>> begin PROVIDED DATA

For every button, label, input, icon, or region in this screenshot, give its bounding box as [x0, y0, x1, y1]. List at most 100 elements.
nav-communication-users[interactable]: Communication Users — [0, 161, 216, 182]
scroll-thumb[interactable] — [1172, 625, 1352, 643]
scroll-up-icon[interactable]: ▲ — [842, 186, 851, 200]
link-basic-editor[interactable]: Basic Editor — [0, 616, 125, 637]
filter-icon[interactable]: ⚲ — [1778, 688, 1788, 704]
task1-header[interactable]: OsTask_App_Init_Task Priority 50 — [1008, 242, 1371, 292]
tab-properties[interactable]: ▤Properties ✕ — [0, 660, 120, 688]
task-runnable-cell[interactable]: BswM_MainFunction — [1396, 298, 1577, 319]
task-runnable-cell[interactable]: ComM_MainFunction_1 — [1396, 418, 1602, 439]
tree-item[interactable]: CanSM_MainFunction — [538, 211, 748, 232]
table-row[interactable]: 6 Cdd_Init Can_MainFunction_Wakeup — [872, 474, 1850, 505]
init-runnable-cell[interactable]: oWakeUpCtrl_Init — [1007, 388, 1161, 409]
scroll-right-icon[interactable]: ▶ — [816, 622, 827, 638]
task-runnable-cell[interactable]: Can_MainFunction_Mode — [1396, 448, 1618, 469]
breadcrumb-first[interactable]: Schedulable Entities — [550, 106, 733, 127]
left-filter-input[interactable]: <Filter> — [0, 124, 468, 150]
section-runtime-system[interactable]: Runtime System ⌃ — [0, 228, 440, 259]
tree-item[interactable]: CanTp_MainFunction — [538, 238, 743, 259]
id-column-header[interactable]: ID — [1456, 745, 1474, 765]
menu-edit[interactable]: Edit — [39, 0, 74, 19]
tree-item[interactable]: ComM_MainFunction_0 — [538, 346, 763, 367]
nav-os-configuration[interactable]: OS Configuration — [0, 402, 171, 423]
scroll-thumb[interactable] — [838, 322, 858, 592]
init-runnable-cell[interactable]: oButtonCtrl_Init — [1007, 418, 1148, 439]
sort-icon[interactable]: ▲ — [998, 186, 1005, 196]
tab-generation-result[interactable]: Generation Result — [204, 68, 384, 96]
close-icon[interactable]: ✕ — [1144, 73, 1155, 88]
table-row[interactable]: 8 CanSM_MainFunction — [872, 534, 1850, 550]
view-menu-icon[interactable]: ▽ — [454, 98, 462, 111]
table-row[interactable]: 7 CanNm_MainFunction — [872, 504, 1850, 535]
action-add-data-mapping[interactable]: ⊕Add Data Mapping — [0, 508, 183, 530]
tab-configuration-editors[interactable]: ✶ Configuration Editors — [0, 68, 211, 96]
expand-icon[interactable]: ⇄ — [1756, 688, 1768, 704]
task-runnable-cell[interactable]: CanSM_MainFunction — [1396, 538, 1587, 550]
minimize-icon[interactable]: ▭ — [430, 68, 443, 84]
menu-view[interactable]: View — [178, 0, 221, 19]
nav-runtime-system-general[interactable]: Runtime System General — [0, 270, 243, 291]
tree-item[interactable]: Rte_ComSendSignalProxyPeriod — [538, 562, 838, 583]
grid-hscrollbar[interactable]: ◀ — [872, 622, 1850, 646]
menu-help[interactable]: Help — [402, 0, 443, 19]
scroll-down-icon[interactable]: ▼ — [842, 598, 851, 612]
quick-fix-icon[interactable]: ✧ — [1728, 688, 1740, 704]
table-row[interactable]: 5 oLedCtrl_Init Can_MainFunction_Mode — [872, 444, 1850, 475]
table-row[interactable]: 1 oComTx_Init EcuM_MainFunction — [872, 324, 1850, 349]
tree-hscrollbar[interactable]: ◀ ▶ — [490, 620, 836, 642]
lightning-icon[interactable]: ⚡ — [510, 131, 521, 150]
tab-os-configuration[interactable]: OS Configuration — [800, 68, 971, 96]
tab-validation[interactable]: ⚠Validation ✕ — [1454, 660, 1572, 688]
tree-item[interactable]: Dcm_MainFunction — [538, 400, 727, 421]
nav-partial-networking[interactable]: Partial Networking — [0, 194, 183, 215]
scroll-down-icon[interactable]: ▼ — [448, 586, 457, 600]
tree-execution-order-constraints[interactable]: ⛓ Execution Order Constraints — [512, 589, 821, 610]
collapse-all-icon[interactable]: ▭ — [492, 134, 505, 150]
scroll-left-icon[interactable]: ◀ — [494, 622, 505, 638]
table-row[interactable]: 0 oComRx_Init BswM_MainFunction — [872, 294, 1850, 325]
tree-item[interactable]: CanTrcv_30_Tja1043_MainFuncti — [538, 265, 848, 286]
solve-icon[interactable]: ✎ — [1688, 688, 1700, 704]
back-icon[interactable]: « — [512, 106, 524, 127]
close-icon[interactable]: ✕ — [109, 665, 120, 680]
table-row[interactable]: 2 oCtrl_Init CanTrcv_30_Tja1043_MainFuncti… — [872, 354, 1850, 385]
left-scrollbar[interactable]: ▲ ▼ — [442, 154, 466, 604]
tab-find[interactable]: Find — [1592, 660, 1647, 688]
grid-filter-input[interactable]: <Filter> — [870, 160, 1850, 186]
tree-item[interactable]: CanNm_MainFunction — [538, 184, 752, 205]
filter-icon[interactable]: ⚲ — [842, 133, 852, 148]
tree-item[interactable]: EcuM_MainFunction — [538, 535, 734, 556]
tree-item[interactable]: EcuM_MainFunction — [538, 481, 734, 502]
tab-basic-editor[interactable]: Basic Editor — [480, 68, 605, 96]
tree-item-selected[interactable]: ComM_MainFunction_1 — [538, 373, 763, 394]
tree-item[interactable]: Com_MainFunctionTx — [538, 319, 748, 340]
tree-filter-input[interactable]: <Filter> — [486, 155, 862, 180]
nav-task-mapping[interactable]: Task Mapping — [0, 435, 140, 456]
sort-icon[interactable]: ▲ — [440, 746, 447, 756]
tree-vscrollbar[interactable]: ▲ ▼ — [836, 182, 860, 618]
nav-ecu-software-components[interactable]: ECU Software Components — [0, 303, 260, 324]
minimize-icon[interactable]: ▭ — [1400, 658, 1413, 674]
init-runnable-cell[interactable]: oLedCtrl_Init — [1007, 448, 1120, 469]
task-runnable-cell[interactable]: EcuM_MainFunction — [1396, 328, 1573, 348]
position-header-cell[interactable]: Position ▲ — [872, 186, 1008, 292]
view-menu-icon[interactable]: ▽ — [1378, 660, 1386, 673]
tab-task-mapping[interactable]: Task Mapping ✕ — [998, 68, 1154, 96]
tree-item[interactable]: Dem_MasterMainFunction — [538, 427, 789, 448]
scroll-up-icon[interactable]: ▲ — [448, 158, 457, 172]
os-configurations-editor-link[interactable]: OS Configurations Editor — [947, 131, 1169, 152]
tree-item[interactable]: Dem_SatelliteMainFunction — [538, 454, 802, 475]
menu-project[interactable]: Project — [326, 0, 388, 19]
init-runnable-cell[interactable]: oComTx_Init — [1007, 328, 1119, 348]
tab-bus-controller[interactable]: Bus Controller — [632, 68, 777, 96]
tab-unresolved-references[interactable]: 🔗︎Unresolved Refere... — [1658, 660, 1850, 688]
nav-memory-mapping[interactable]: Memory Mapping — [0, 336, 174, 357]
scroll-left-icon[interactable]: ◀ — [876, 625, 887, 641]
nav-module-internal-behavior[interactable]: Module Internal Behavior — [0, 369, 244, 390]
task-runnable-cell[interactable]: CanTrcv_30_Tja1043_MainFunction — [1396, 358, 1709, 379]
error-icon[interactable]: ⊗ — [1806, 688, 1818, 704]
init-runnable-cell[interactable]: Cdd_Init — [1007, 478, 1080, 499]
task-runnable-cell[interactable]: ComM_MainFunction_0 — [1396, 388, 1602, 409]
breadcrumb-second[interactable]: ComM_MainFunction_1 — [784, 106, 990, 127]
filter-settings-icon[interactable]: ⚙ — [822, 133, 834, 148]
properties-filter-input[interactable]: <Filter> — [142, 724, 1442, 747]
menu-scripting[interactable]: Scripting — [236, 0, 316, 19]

>> end PROVIDED DATA

AIM OF THE TASK:
Copy verbatim the stretch of the material from its start through the line containing "scroll-up-icon[interactable]: ▲ — [842, 186, 851, 200]", both ends included.

ANSWER:
For every button, label, input, icon, or region in this screenshot, give its bounding box as [x0, y0, x1, y1]. List at most 100 elements.
nav-communication-users[interactable]: Communication Users — [0, 161, 216, 182]
scroll-thumb[interactable] — [1172, 625, 1352, 643]
scroll-up-icon[interactable]: ▲ — [842, 186, 851, 200]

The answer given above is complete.